Render the material again word for word, skipping the pictures in it.

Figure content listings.
____

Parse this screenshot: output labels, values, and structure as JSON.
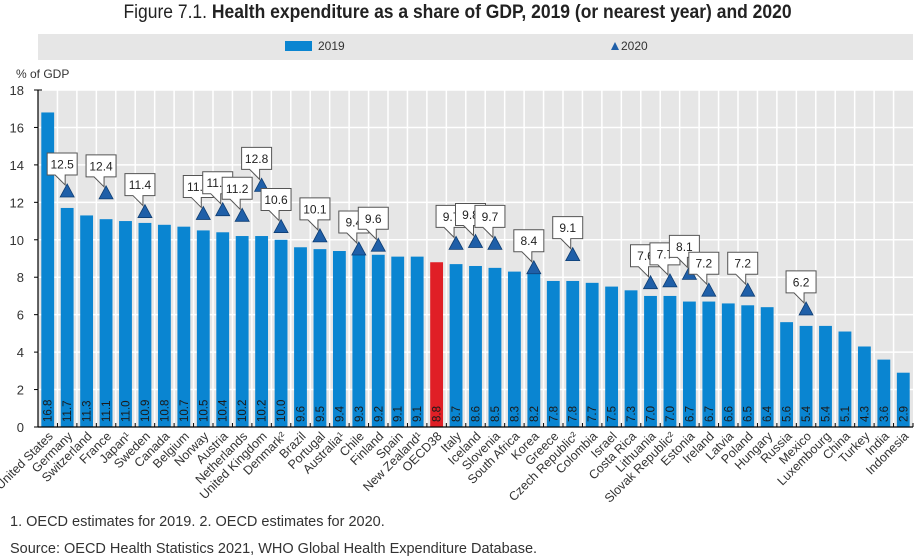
{
  "figure": {
    "title_prefix": "Figure 7.1.",
    "title_main": "Health expenditure as a share of GDP, 2019 (or nearest year) and 2020",
    "footnote": "1. OECD estimates for 2019. 2. OECD estimates for 2020.",
    "source": "Source: OECD Health Statistics 2021, WHO Global Health Expenditure Database."
  },
  "colors": {
    "bar": "#0a85d1",
    "highlight_bar": "#e01f26",
    "marker": "#1f5fa8",
    "plot_bg": "#e6e6e6",
    "grid": "#ffffff"
  },
  "chart_data": {
    "type": "bar",
    "title": "Health expenditure as a share of GDP, 2019 (or nearest year) and 2020",
    "xlabel": "",
    "ylabel": "% of GDP",
    "ylim": [
      0,
      18
    ],
    "yticks": [
      0,
      2,
      4,
      6,
      8,
      10,
      12,
      14,
      16,
      18
    ],
    "grid": true,
    "legend_position": "top",
    "highlight_category": "OECD38",
    "categories": [
      "United States",
      "Germany",
      "Switzerland",
      "France",
      "Japan¹",
      "Sweden",
      "Canada",
      "Belgium",
      "Norway",
      "Austria",
      "Netherlands",
      "United Kingdom",
      "Denmark²",
      "Brazil",
      "Portugal",
      "Australia¹",
      "Chile",
      "Finland",
      "Spain",
      "New Zealand¹",
      "OECD38",
      "Italy",
      "Iceland",
      "Slovenia",
      "South Africa",
      "Korea",
      "Greece",
      "Czech Republic²",
      "Colombia",
      "Israel",
      "Costa Rica",
      "Lithuania",
      "Slovak Republic²",
      "Estonia",
      "Ireland",
      "Latvia",
      "Poland",
      "Hungary",
      "Russia",
      "Mexico",
      "Luxembourg",
      "China",
      "Turkey",
      "India",
      "Indonesia"
    ],
    "series": [
      {
        "name": "2019",
        "type": "bar",
        "values": [
          16.8,
          11.7,
          11.3,
          11.1,
          11.0,
          10.9,
          10.8,
          10.7,
          10.5,
          10.4,
          10.2,
          10.2,
          10.0,
          9.6,
          9.5,
          9.4,
          9.3,
          9.2,
          9.1,
          9.1,
          8.8,
          8.7,
          8.6,
          8.5,
          8.3,
          8.2,
          7.8,
          7.8,
          7.7,
          7.5,
          7.3,
          7.0,
          7.0,
          6.7,
          6.7,
          6.6,
          6.5,
          6.4,
          5.6,
          5.4,
          5.4,
          5.1,
          4.3,
          3.6,
          2.9
        ]
      },
      {
        "name": "2020",
        "type": "marker",
        "values": [
          null,
          12.5,
          null,
          12.4,
          null,
          11.4,
          null,
          null,
          11.3,
          11.5,
          11.2,
          12.8,
          10.6,
          null,
          10.1,
          null,
          9.4,
          9.6,
          null,
          null,
          null,
          9.7,
          9.8,
          9.7,
          null,
          8.4,
          null,
          9.1,
          null,
          null,
          null,
          7.6,
          7.7,
          8.1,
          7.2,
          null,
          7.2,
          null,
          null,
          6.2,
          null,
          null,
          null,
          null,
          null
        ]
      }
    ]
  }
}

____

Worked answer.
Parse this screenshot: output labels, values, and structure as JSON.
{
  "figure": {
    "title_prefix": "Figure 7.1.",
    "title_main": "Health expenditure as a share of GDP, 2019 (or nearest year) and 2020",
    "footnote": "1. OECD estimates for 2019. 2. OECD estimates for 2020.",
    "source": "Source: OECD Health Statistics 2021, WHO Global Health Expenditure Database."
  },
  "colors": {
    "bar": "#0a85d1",
    "highlight_bar": "#e01f26",
    "marker": "#1f5fa8",
    "plot_bg": "#e6e6e6",
    "grid": "#ffffff"
  },
  "chart_data": {
    "type": "bar",
    "title": "Health expenditure as a share of GDP, 2019 (or nearest year) and 2020",
    "xlabel": "",
    "ylabel": "% of GDP",
    "ylim": [
      0,
      18
    ],
    "yticks": [
      0,
      2,
      4,
      6,
      8,
      10,
      12,
      14,
      16,
      18
    ],
    "grid": true,
    "legend_position": "top",
    "highlight_category": "OECD38",
    "categories": [
      "United States",
      "Germany",
      "Switzerland",
      "France",
      "Japan¹",
      "Sweden",
      "Canada",
      "Belgium",
      "Norway",
      "Austria",
      "Netherlands",
      "United Kingdom",
      "Denmark²",
      "Brazil",
      "Portugal",
      "Australia¹",
      "Chile",
      "Finland",
      "Spain",
      "New Zealand¹",
      "OECD38",
      "Italy",
      "Iceland",
      "Slovenia",
      "South Africa",
      "Korea",
      "Greece",
      "Czech Republic²",
      "Colombia",
      "Israel",
      "Costa Rica",
      "Lithuania",
      "Slovak Republic²",
      "Estonia",
      "Ireland",
      "Latvia",
      "Poland",
      "Hungary",
      "Russia",
      "Mexico",
      "Luxembourg",
      "China",
      "Turkey",
      "India",
      "Indonesia"
    ],
    "series": [
      {
        "name": "2019",
        "type": "bar",
        "values": [
          16.8,
          11.7,
          11.3,
          11.1,
          11.0,
          10.9,
          10.8,
          10.7,
          10.5,
          10.4,
          10.2,
          10.2,
          10.0,
          9.6,
          9.5,
          9.4,
          9.3,
          9.2,
          9.1,
          9.1,
          8.8,
          8.7,
          8.6,
          8.5,
          8.3,
          8.2,
          7.8,
          7.8,
          7.7,
          7.5,
          7.3,
          7.0,
          7.0,
          6.7,
          6.7,
          6.6,
          6.5,
          6.4,
          5.6,
          5.4,
          5.4,
          5.1,
          4.3,
          3.6,
          2.9
        ]
      },
      {
        "name": "2020",
        "type": "marker",
        "values": [
          null,
          12.5,
          null,
          12.4,
          null,
          11.4,
          null,
          null,
          11.3,
          11.5,
          11.2,
          12.8,
          10.6,
          null,
          10.1,
          null,
          9.4,
          9.6,
          null,
          null,
          null,
          9.7,
          9.8,
          9.7,
          null,
          8.4,
          null,
          9.1,
          null,
          null,
          null,
          7.6,
          7.7,
          8.1,
          7.2,
          null,
          7.2,
          null,
          null,
          6.2,
          null,
          null,
          null,
          null,
          null
        ]
      }
    ]
  }
}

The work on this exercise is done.